## The input
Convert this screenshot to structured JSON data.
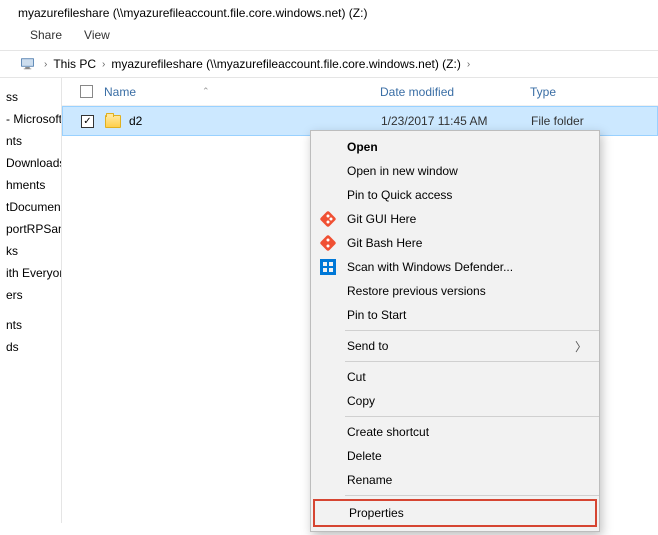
{
  "window": {
    "title": "myazurefileshare (\\\\myazurefileaccount.file.core.windows.net) (Z:)"
  },
  "ribbon": {
    "share": "Share",
    "view": "View"
  },
  "breadcrumbs": {
    "pc": "This PC",
    "loc": "myazurefileshare (\\\\myazurefileaccount.file.core.windows.net) (Z:)"
  },
  "sidebar": {
    "items": [
      "ss",
      "- Microsoft",
      "nts",
      "Downloads",
      "hments",
      "tDocumen",
      "portRPSam",
      "ks",
      "ith Everyon",
      "ers",
      "",
      "nts",
      "ds"
    ]
  },
  "columns": {
    "name": "Name",
    "date": "Date modified",
    "type": "Type"
  },
  "rows": [
    {
      "name": "d2",
      "date": "1/23/2017 11:45 AM",
      "type": "File folder"
    }
  ],
  "context_menu": {
    "open": "Open",
    "open_new": "Open in new window",
    "pin_qa": "Pin to Quick access",
    "git_gui": "Git GUI Here",
    "git_bash": "Git Bash Here",
    "defender": "Scan with Windows Defender...",
    "restore": "Restore previous versions",
    "pin_start": "Pin to Start",
    "send_to": "Send to",
    "cut": "Cut",
    "copy": "Copy",
    "shortcut": "Create shortcut",
    "delete": "Delete",
    "rename": "Rename",
    "properties": "Properties"
  }
}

## Objective
In the records shown above, how many lines include the word "Here"? Answer with the number only.

## Expected output
2